▶ _ЗАДАНИЯ_:
(a) У кого, согласно отрывку о перевороте 18 брюмера, Бернадотт отсиживался с супругой три дня после переворота?
(b) Определите, соответствуют ли отрывку о перевороте 18 брюмера следующие утверждения: (i) генерал Клебер был оставлен Бонапартом в Египте; (ii) генералы Бонапарта совершили переворот через год после его возвращения во Францию; (iii) о том, где скрывается Бернадотт, Наполеон узнал через брата Жозефа. Для каждого утверждения ответьте «да» или «нет» и приведите решающие слова текста.
(c) Напишите продолжение отрывка о перевороте 18 брюмера, начиная сразу после его последнего предложения.

▶ _ФРАГМЕНТ ТЕКСТА_:
——————————

Тем временем опасный из-за своей большой народной популярности генерал Моро сам явился к Бонапарту и заявил, что ему надоели эти мерзкие «адвокатишки», профукавшие Отечество. Два других пламенных республиканца – генералы Клебер и Брюнн – были далеко от Парижа. Если первый был предусмотрительно оставлен расчетливым корсиканцем в Египте «за главного» и там увяз, то второй сдерживал врага на северо-востоке Франции. Для наиболее влиятельных сторонников «сильной руки» был устроен ряд «деловых обедов» («с десертом» на любой вкус!); люди из ближайшего окружения Бонапарта активно сгоняли «заблудших овечек» в лагерь удачливого корсиканца, явно претендовавшего на роль капитана французского государственного корабля.

И ровно через месяц после возвращения во Францию 9—10 ноября 1799 г. (по революционному календарю, 18—19 брюмера 8-го года революции) наполеоновские генералы (кто-то из них был ему всем обязан, а кого-то примитивно купили) энергично выбросили на улицу «всю эту адвокатскую сволочь» и он взял власть во Франции в свои руки: ее, как известно, не дают, а БЕРУТ!

Нельзя сказать, что генерал Бернадотт не жаждал власти.

Просто генерал Бонапарт оказался в нужный момент более эгоцентричным и дерзким. Наполеон не побоялся рискнуть поставить все на одну карту («Надо уметь дерзать!») и 18 брюмера ему повезло – он стал первым консулом французской республики. (Спустя почти 15 лет азартный Наполеон снова рискнет в период «Ста дней», но Фортуна в ту пору ему уже давно не благоволила, повернулась не своим капризным личиком, а хоть и аппетиным, но «нижним бюстом» и все закончилось катастрофой!)

…Между прочим, в чем-то (но, конечно, не во всем) ситуация перед 18 брюмера во Франции была схожа с той, что очень много веков назад складывалась между Юлием Цезарем и Гнеем Помпеем перед тем как первый решился «перейти Рубикон». Тогда оба стремились к единоличной власти. Если первый рискнул взять ее в свои руки сам, то второй все ждал и ждал, когда же ее принесут ему «на блюдечке с золотой каемочкой». Как известно из истории, «власть берут!!!» те, кто понимает, что пришло время это сделать, причем, без всяких сантиментов. «Республиканцы» (или законники) Бернадотт и Помпей проиграли, а авантюристы (диктаторы) Цезарь и Бонапарт выиграли. «Каждому – свое»…

Три дня после переворота в пользу Наполеона Бонапарта Бернадотт отсиживался с супругой у своего верного товарища генерала Сарразена, пока тот не сообщил ему, что опасаться нечего: Бонапарт просил ему передать, что всегда продолжает считать его другом. Другое дело, что уже на следующий день после переворота Наполеон через ведомство Фуше знал, где скрывается его свояк, не пожелавший принять активное участие в перевороте 18 брюмера. Через пару дней Бонапарт еще раз через брата Жозефа дал понять Жану-Полю-Батисту, что он «по-прежнему, считает его своим другом». Только после этой «свойской» информации через свояка Жозефа Бернадотт посчитал возможным нанести визит вежливости своему свояку Наполеону. Тот, став первым консулом французской республики, явно собирался сплотить вокруг себя самых талантливых людей для решения назревших в государстве проблем, если они, конечно, захотят ему служить.

——————————

▶ _ИСХОДНЫЕ МАТЕРИАЛЫ_:
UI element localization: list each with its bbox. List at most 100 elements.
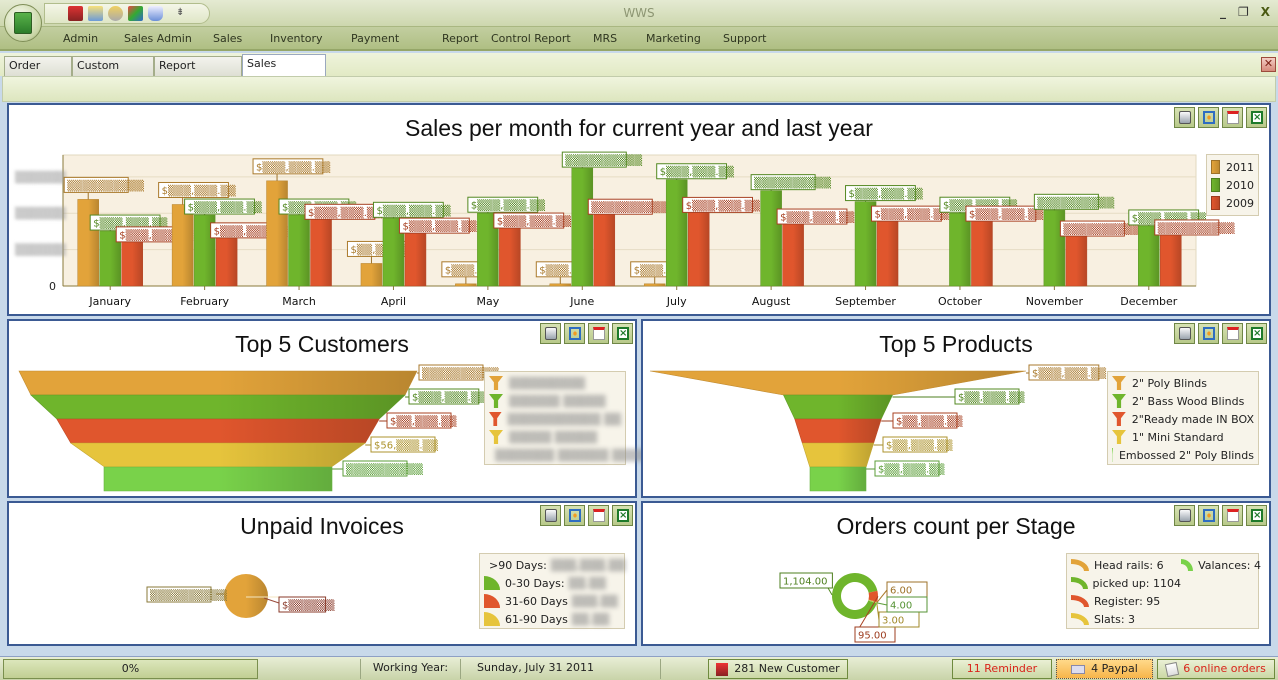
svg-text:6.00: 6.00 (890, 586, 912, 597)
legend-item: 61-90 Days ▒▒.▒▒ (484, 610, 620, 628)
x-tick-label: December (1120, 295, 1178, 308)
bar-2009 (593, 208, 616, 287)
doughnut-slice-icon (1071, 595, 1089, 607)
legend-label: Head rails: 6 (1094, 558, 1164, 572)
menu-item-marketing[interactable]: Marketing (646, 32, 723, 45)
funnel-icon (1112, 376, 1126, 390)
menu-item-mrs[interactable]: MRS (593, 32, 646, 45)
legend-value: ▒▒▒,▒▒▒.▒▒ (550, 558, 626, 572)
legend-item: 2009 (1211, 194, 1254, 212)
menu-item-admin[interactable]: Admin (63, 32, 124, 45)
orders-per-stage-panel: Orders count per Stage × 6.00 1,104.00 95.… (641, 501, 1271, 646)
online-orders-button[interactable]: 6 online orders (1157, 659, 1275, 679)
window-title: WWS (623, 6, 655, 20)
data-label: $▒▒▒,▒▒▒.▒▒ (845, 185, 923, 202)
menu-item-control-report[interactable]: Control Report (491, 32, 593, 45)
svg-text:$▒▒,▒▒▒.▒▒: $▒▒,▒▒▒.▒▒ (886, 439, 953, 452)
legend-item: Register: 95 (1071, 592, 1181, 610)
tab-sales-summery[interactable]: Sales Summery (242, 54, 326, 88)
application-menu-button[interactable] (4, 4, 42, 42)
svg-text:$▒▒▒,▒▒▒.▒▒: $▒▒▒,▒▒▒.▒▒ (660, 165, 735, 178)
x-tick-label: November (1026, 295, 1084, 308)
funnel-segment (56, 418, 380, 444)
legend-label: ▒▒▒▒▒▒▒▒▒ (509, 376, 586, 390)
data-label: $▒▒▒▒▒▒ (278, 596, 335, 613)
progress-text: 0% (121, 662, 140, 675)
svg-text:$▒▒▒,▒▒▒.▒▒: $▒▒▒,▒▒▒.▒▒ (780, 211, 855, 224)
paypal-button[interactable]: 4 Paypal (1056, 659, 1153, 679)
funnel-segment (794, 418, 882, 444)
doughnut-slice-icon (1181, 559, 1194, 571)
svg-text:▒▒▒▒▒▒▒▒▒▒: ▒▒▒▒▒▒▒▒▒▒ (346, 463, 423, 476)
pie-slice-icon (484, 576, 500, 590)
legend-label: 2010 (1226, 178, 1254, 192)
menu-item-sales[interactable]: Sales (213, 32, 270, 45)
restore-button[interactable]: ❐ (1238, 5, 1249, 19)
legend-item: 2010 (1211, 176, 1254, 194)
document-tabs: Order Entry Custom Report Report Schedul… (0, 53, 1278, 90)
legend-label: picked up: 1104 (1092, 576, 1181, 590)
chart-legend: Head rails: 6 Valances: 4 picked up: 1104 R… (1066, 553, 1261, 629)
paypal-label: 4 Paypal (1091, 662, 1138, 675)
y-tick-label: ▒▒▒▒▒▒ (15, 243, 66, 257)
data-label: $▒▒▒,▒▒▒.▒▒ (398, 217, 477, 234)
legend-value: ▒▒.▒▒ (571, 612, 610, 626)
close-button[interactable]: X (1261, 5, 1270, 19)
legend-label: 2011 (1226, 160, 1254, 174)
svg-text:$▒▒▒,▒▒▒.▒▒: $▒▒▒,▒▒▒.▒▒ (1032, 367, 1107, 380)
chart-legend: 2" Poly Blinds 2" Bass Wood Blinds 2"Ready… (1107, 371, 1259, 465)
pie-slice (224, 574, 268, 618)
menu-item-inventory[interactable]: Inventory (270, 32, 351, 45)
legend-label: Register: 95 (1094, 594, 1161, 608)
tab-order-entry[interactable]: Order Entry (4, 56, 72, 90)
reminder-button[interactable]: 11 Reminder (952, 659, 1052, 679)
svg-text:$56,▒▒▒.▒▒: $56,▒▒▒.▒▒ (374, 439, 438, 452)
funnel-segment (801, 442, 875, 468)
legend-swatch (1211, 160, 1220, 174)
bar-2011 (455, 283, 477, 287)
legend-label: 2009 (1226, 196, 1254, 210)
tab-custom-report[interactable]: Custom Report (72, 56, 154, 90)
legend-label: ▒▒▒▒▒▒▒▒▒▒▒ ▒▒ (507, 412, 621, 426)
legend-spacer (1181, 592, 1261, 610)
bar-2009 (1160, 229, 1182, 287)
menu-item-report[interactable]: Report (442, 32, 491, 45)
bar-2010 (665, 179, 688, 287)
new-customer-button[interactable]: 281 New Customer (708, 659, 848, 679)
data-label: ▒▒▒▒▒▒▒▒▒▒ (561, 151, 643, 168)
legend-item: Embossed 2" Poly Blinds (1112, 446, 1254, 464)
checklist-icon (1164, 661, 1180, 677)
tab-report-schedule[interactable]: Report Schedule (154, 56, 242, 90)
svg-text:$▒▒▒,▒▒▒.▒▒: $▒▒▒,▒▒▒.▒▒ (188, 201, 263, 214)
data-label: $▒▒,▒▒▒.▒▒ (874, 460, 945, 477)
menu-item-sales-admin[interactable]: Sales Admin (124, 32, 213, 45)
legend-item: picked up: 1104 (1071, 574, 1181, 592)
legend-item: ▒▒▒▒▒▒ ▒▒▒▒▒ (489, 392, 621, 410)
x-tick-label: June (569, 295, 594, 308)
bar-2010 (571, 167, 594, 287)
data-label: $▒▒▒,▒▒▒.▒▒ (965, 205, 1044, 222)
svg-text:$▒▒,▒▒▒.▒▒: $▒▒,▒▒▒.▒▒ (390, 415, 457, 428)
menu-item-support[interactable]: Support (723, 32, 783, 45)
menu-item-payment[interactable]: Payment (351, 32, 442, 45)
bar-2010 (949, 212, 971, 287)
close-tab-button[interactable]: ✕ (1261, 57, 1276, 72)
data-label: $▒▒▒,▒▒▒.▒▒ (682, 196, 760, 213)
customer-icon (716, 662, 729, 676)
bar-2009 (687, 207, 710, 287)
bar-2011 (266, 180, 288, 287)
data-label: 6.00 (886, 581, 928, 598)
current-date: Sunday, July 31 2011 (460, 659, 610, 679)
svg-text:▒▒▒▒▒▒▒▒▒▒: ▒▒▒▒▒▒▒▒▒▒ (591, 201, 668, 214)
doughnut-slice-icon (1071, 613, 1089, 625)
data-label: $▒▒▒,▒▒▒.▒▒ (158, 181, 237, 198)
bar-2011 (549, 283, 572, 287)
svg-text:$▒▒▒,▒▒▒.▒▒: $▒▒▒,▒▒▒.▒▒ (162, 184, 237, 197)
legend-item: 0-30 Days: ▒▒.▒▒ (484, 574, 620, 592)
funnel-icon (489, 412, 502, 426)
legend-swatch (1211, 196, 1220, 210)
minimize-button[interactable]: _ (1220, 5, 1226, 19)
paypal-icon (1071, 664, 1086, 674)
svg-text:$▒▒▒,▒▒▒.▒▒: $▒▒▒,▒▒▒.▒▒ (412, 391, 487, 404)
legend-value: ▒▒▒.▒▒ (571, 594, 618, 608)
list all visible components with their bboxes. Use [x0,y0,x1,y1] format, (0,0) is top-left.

——————————

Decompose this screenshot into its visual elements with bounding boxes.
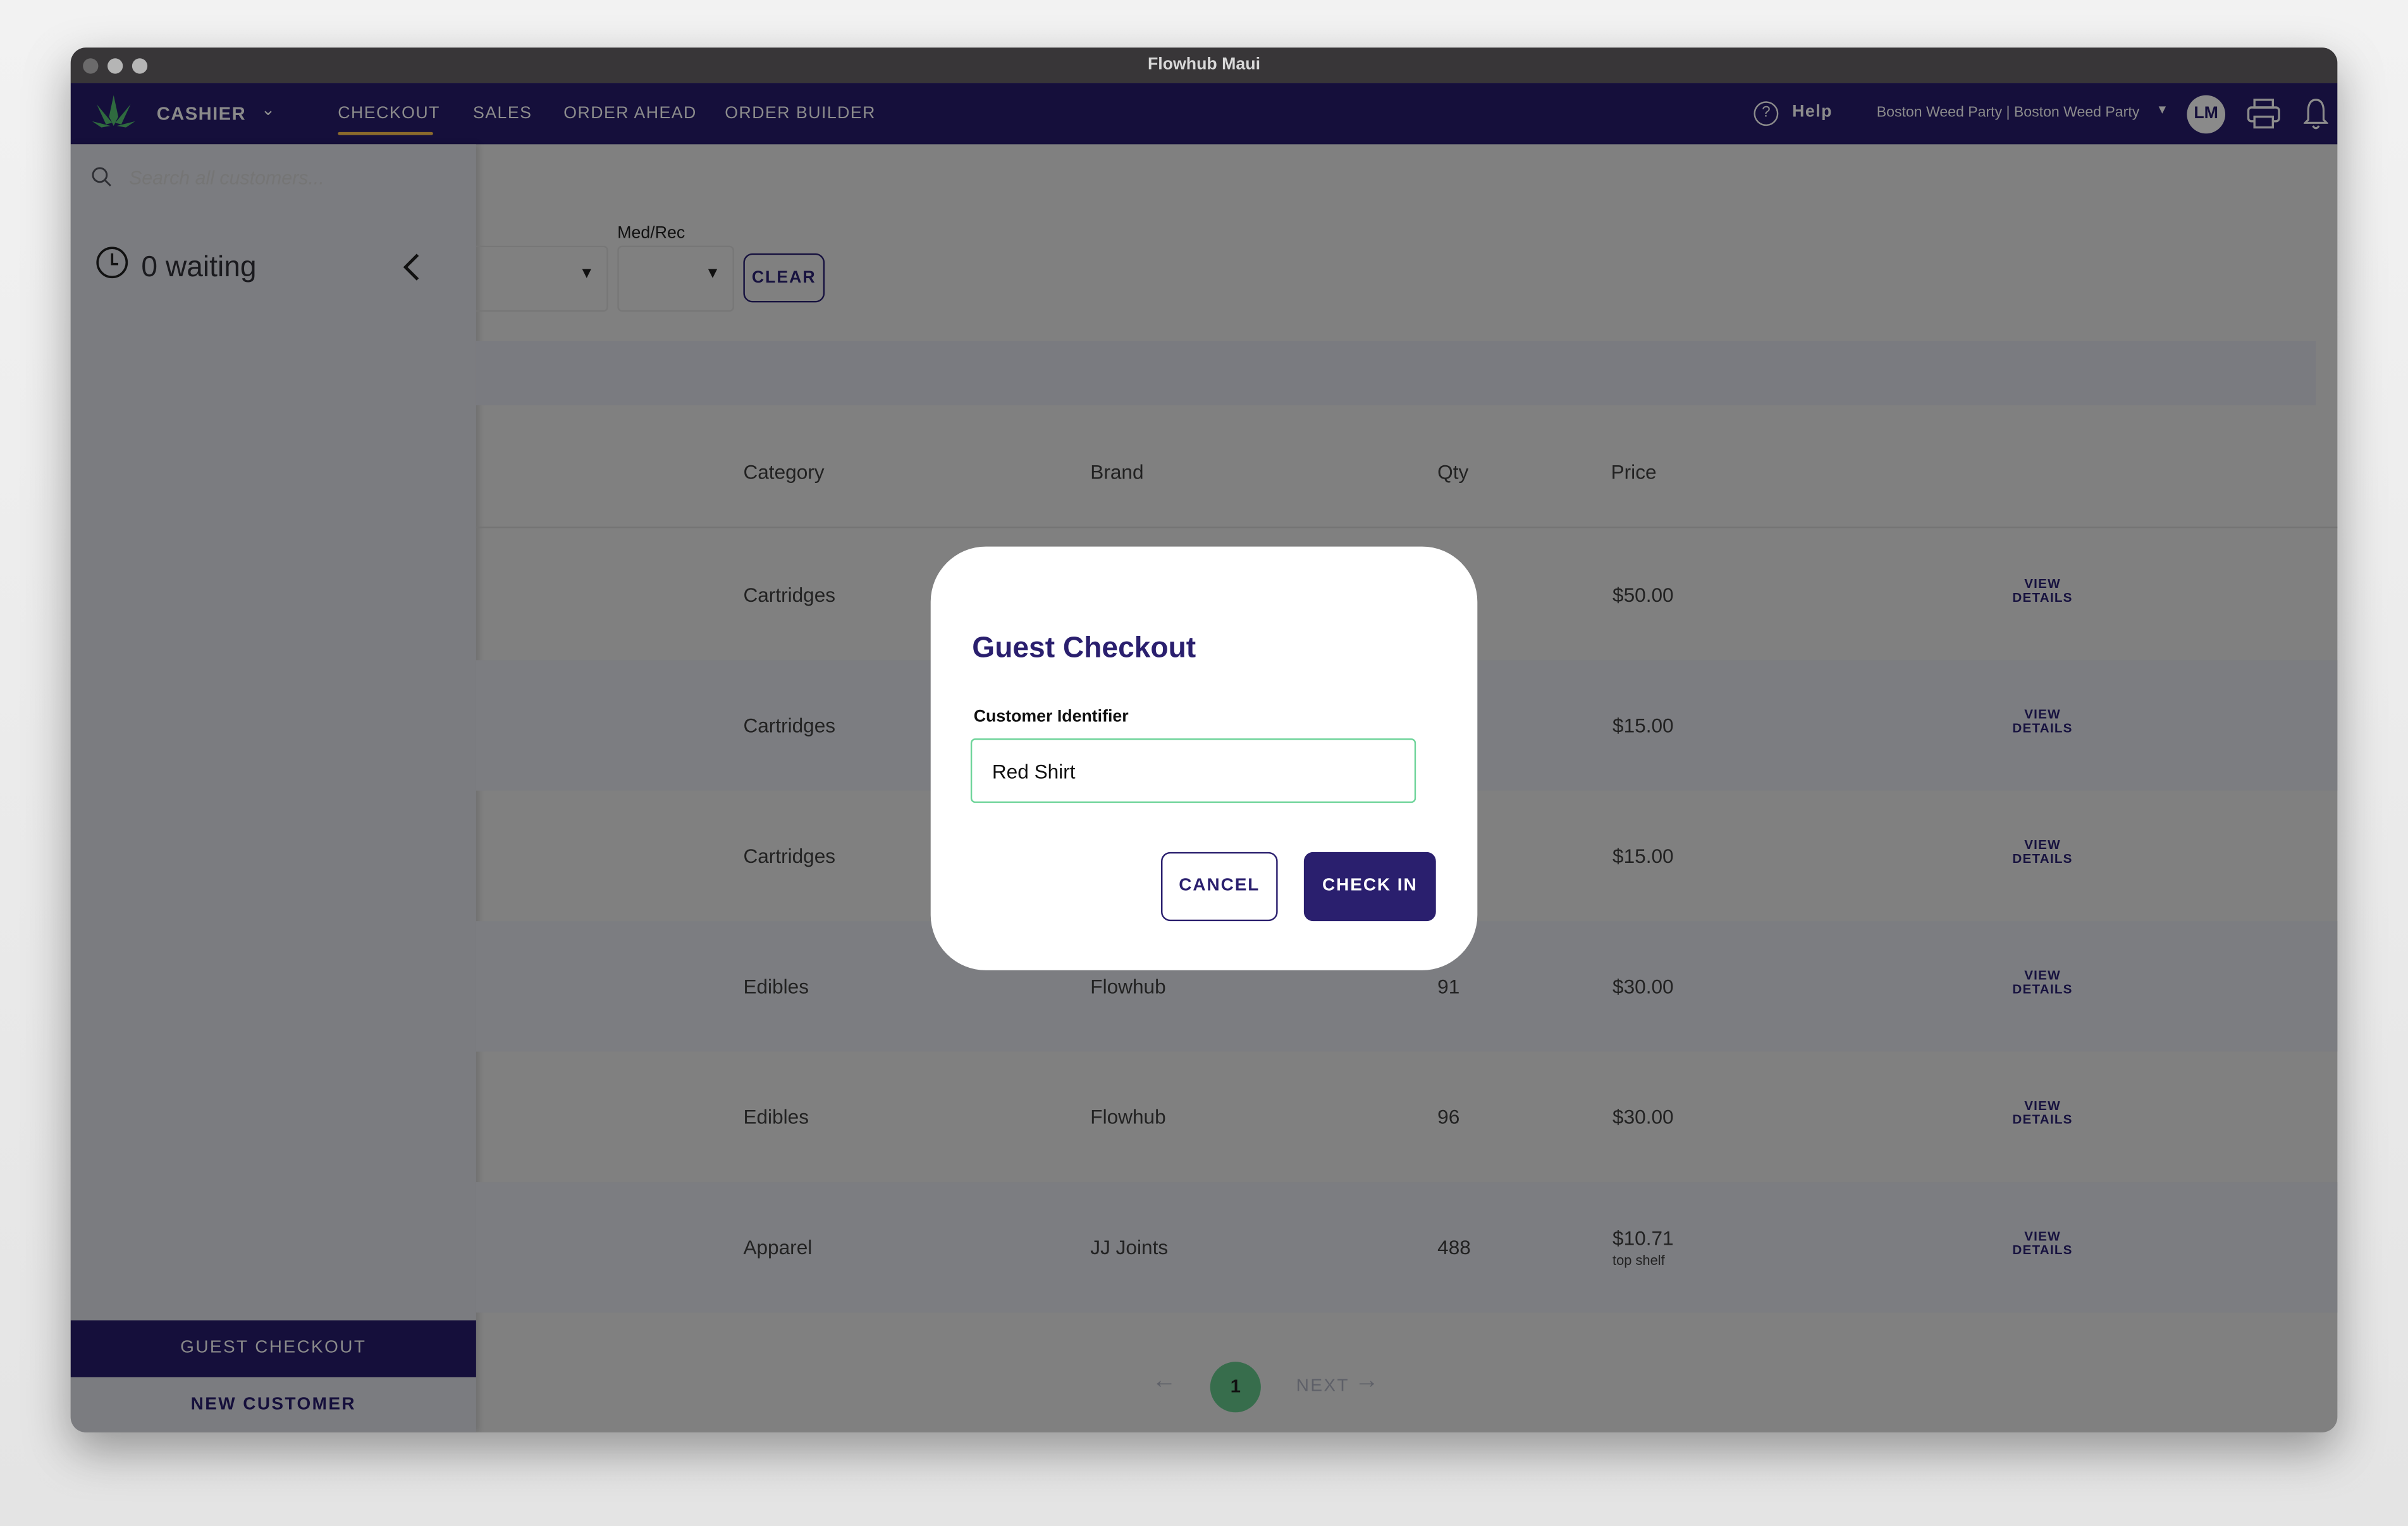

——————————

▶ _ОТВЕТЫ К ЗАДАНИЯМ_:
(a) У своего верного товарища генерала Сарразена.

(b)
(i) Да: «был предусмотрительно оставлен расчетливым корсиканцем в Египте «за главного»».
(ii) Нет: «ровно через месяц после возвращения во Францию».
(iii) Нет: «Наполеон через ведомство Фуше знал, где скрывается его свояк».

(c)
Между двумя генералами – Бонапартом и Бернадоттом (или, наборот, кому – как нравится) – началась бесконечная война.

Расправиться с тщеславным честолюбцем из Беарна дорвавшемуся до абсолютной власти «корсиканскому выскочке» (так окрестила Наполеона монархическая Европа после того как он стал первым консулом французской республики) было очень не просто.

Во-первых, очевидно, ему все еще «мешали» воспоминания о его первой юношеской любви Дезире Клари (теперь мадам Бернадотт). И, во-вторых, (и это главное!) Жан-Поль-Батист был слишком самостоятелен, чтобы всецело зависеть от воли Наполеона. Бернадотт пробился на вершину военного Олимпа Франции сам. Генералом (бригадным!) он стал (в июне 1794 г.), т.е. всего лишь на полгода позже Наполеона (декабрь 1793 г.). В общем, он ничем не обязан генералу Бонапарту и очень часто напоминает ему об этом. К тому же, он не только «служить» не умеет, но и фрондёр!

…Кстати, Бернадотт, как нарочно, заводил такие знакомства, которые раздражали могущественного первого консула, а потом и императора Франции Наполеона Бонапарта. Так, он энергично бравировал своими связями с такими одиозными в понимании строгого моралиста Бонапарта знаменитыми француженками той поры, как писательница мадам Жермена де Сталь и несравненная и очень дорогая жрица любви мадам Жюльетта Рекамье. Одна явно, другая завуалировано, критиковали режим консульства и его главу. Своенравная и не безталанная Жермена была в восторге от Жана-Поля-Батиста. Она даже именовала его «подлинным героем века». Не исключено, что, знаменитая в ту пору «дегустаторша» крутых мужиков прелестная Жюльетта могла подтвердить это по «женской части». Передавали, что как-то не в меру разоткровенничавшийся во время ее сеанса «терапии» Бернадотт, очевидно, сдуру (в ходе процедуры физиологического облегчения с мужчинами такое, порой, случается) ляпнул Рекамье про Бонапарта что-то типа: «Я не обещал ему любви, но я обещал ему лояльную поддержку и я сдержу свое слово». Таким фрондерством он мог лишь активизировать неприязнь со стороны Бонапарта…

Тем не менее, став во главе Франции, Бонапарт, а ныне Первый консул, не предпринимает никаких неприязненных действий по отношению к Бернадотту. Через два месяца после переворота, Бонапарт вводит Бернадота в состав Государственного совета. Правда, несмотря на это, Первый консул не слишком жаждет видеть его в Париже и предлагает тому командование армией в Дижоне. Но он от «дижонской» армии отказался, поскольку полагал, что подчиняться придется непосредственно первому консулу Бонапарту, а это ему – Генералу Бернадотту – не с руки! Вскоре станет ясно, что он был прав и именно эти войска вскоре отправятся в Италию, где под началом Бонапарта разгромят австрийцев Меласса в драматически складывавшемся сражении при Маренго.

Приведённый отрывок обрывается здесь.